Prompt >>
Compute how many lines in the entries below contain "Housing", and output nothing but the number.

* start Provided data *

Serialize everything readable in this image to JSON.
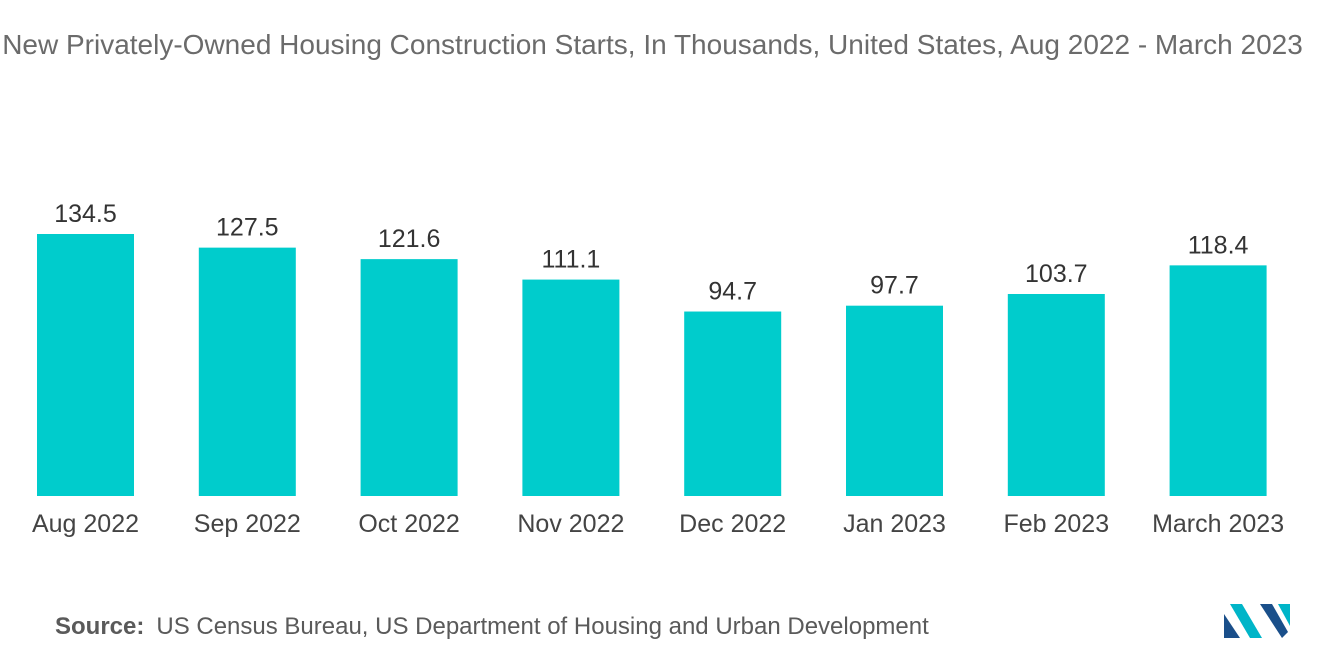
{
  "chart_data": {
    "type": "bar",
    "title": "New Privately-Owned Housing Construction Starts, In Thousands, United States, Aug 2022 - March 2023",
    "categories": [
      "Aug 2022",
      "Sep 2022",
      "Oct 2022",
      "Nov 2022",
      "Dec 2022",
      "Jan 2023",
      "Feb 2023",
      "March 2023"
    ],
    "values": [
      134.5,
      127.5,
      121.6,
      111.1,
      94.7,
      97.7,
      103.7,
      118.4
    ],
    "value_labels": [
      "134.5",
      "127.5",
      "121.6",
      "111.1",
      "94.7",
      "97.7",
      "103.7",
      "118.4"
    ],
    "xlabel": "",
    "ylabel": "",
    "ylim": [
      0,
      134.5
    ],
    "grid": false,
    "legend": "none",
    "colors": {
      "bar": "#00cccc"
    }
  },
  "footer": {
    "source_label": "Source:",
    "source_text": "US Census Bureau, US Department of Housing and Urban Development"
  },
  "logo": {
    "icon": "mordor-intelligence-logo-icon",
    "colors": [
      "#1a4f8a",
      "#00b5c8"
    ]
  }
}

* end Provided data *

Completed exercise >>
2